- DIRECTIVE:
Repeat each line exactly as it is written.

[Figure dataset records]
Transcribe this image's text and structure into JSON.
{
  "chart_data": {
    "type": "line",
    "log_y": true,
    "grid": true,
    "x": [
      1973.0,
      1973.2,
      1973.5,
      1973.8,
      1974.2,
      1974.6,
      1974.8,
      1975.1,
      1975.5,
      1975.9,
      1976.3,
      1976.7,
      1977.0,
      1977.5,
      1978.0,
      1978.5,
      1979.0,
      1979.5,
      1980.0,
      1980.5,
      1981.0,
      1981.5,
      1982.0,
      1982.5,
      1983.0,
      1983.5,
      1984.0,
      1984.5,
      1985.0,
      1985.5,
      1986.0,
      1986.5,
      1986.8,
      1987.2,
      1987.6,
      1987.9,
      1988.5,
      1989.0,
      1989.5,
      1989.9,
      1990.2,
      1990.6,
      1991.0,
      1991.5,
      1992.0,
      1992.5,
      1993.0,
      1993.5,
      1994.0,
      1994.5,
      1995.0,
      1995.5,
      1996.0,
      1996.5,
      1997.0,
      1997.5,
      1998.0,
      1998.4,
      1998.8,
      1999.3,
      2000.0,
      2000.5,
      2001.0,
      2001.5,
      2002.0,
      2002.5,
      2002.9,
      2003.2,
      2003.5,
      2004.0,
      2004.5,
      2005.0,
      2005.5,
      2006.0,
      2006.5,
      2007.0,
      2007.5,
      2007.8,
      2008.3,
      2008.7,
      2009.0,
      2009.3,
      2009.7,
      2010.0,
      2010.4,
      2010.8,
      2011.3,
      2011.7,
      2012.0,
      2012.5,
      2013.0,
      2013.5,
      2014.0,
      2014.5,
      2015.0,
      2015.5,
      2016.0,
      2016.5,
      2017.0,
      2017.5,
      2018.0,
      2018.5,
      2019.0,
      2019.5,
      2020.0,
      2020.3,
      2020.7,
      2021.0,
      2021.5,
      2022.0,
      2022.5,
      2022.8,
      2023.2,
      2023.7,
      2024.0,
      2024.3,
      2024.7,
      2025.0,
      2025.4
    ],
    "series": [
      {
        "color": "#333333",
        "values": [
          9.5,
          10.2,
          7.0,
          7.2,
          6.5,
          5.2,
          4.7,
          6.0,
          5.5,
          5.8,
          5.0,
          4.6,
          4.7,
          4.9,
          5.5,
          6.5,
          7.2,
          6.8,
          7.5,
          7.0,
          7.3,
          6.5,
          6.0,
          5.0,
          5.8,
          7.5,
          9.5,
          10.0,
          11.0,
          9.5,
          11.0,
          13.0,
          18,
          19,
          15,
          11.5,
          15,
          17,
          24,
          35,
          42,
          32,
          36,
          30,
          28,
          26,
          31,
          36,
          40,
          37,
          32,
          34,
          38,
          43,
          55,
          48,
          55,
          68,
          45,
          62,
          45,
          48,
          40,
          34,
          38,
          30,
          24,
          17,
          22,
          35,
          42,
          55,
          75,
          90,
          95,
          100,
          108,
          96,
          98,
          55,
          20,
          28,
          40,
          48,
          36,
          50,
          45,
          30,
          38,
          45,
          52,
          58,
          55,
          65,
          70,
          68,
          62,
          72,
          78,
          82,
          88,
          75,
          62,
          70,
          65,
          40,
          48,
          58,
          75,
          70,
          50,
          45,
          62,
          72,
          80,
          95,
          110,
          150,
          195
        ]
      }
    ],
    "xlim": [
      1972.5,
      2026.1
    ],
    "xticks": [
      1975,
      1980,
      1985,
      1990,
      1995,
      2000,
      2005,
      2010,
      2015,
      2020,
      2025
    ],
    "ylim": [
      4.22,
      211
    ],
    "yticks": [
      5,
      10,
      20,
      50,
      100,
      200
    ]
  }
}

- CORRECT ANSWER:
Transcribe this image's text and structure into JSON.
{
  "chart_data": {
    "type": "line",
    "log_y": true,
    "grid": true,
    "x": [
      1973.0,
      1973.2,
      1973.5,
      1973.8,
      1974.2,
      1974.6,
      1974.8,
      1975.1,
      1975.5,
      1975.9,
      1976.3,
      1976.7,
      1977.0,
      1977.5,
      1978.0,
      1978.5,
      1979.0,
      1979.5,
      1980.0,
      1980.5,
      1981.0,
      1981.5,
      1982.0,
      1982.5,
      1983.0,
      1983.5,
      1984.0,
      1984.5,
      1985.0,
      1985.5,
      1986.0,
      1986.5,
      1986.8,
      1987.2,
      1987.6,
      1987.9,
      1988.5,
      1989.0,
      1989.5,
      1989.9,
      1990.2,
      1990.6,
      1991.0,
      1991.5,
      1992.0,
      1992.5,
      1993.0,
      1993.5,
      1994.0,
      1994.5,
      1995.0,
      1995.5,
      1996.0,
      1996.5,
      1997.0,
      1997.5,
      1998.0,
      1998.4,
      1998.8,
      1999.3,
      2000.0,
      2000.5,
      2001.0,
      2001.5,
      2002.0,
      2002.5,
      2002.9,
      2003.2,
      2003.5,
      2004.0,
      2004.5,
      2005.0,
      2005.5,
      2006.0,
      2006.5,
      2007.0,
      2007.5,
      2007.8,
      2008.3,
      2008.7,
      2009.0,
      2009.3,
      2009.7,
      2010.0,
      2010.4,
      2010.8,
      2011.3,
      2011.7,
      2012.0,
      2012.5,
      2013.0,
      2013.5,
      2014.0,
      2014.5,
      2015.0,
      2015.5,
      2016.0,
      2016.5,
      2017.0,
      2017.5,
      2018.0,
      2018.5,
      2019.0,
      2019.5,
      2020.0,
      2020.3,
      2020.7,
      2021.0,
      2021.5,
      2022.0,
      2022.5,
      2022.8,
      2023.2,
      2023.7,
      2024.0,
      2024.3,
      2024.7,
      2025.0,
      2025.4
    ],
    "series": [
      {
        "color": "#333333",
        "values": [
          9.5,
          10.2,
          7.0,
          7.2,
          6.5,
          5.2,
          4.7,
          6.0,
          5.5,
          5.8,
          5.0,
          4.6,
          4.7,
          4.9,
          5.5,
          6.5,
          7.2,
          6.8,
          7.5,
          7.0,
          7.3,
          6.5,
          6.0,
          5.0,
          5.8,
          7.5,
          9.5,
          10.0,
          11.0,
          9.5,
          11.0,
          13.0,
          18,
          19,
          15,
          11.5,
          15,
          17,
          24,
          35,
          42,
          32,
          36,
          30,
          28,
          26,
          31,
          36,
          40,
          37,
          32,
          34,
          38,
          43,
          55,
          48,
          55,
          68,
          45,
          62,
          45,
          48,
          40,
          34,
          38,
          30,
          24,
          17,
          22,
          35,
          42,
          55,
          75,
          90,
          95,
          100,
          108,
          96,
          98,
          55,
          20,
          28,
          40,
          48,
          36,
          50,
          45,
          30,
          38,
          45,
          52,
          58,
          55,
          65,
          70,
          68,
          62,
          72,
          78,
          82,
          88,
          75,
          62,
          70,
          65,
          40,
          48,
          58,
          75,
          70,
          50,
          45,
          62,
          72,
          80,
          95,
          110,
          150,
          195
        ]
      }
    ],
    "xlim": [
      1972.5,
      2026.1
    ],
    "xticks": [
      1975,
      1980,
      1985,
      1990,
      1995,
      2000,
      2005,
      2010,
      2015,
      2020,
      2025
    ],
    "ylim": [
      4.22,
      211
    ],
    "yticks": [
      5,
      10,
      20,
      50,
      100,
      200
    ]
  }
}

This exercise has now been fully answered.